> _WHAT IS BEING ASKED_: Spot each line in the records below where the word "위즈독서대" occurs, then copy it.

> _STORED RECORDS_:
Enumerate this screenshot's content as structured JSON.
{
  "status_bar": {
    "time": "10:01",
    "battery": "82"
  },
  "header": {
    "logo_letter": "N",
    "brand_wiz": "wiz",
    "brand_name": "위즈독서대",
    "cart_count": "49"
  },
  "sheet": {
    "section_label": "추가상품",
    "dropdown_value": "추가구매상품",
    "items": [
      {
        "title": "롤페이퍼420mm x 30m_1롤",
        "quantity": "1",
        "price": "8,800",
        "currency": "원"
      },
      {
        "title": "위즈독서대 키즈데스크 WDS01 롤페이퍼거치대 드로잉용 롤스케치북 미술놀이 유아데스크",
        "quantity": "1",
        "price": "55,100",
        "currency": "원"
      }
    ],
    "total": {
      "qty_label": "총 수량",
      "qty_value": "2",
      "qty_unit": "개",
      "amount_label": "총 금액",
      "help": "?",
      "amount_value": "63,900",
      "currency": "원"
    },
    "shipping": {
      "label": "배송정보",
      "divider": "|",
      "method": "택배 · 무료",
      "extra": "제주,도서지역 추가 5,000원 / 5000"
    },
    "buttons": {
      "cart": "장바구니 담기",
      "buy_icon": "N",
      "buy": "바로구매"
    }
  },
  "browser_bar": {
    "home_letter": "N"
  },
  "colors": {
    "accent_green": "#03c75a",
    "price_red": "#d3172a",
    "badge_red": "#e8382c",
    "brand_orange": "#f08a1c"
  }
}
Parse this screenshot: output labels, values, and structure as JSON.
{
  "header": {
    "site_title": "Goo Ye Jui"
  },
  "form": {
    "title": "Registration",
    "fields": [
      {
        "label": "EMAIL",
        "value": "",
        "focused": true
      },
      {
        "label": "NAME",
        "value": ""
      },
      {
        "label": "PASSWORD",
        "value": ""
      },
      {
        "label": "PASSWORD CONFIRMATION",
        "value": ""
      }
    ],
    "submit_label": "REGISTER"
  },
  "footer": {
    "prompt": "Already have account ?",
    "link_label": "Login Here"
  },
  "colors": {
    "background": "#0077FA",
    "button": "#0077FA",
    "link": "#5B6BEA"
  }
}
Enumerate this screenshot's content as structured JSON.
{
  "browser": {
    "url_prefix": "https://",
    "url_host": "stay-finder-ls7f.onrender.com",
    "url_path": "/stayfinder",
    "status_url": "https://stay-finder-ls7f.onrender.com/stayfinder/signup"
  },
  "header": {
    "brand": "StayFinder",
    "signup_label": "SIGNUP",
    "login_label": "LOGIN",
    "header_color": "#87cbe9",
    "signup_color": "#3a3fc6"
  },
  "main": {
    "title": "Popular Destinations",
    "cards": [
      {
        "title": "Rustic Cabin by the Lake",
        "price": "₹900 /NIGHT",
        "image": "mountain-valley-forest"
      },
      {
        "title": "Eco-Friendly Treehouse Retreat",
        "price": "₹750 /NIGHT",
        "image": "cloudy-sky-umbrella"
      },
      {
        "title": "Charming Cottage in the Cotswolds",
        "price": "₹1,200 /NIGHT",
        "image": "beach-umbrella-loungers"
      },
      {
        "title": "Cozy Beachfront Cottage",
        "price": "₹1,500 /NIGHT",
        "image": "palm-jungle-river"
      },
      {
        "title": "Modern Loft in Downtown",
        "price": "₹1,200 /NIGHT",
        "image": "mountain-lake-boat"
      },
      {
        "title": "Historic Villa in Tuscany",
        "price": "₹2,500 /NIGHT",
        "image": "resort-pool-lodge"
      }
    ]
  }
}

> _SOLVED EXERCISE_:
    "brand_name": "위즈독서대",
        "title": "위즈독서대 키즈데스크 WDS01 롤페이퍼거치대 드로잉용 롤스케치북 미술놀이 유아데스크",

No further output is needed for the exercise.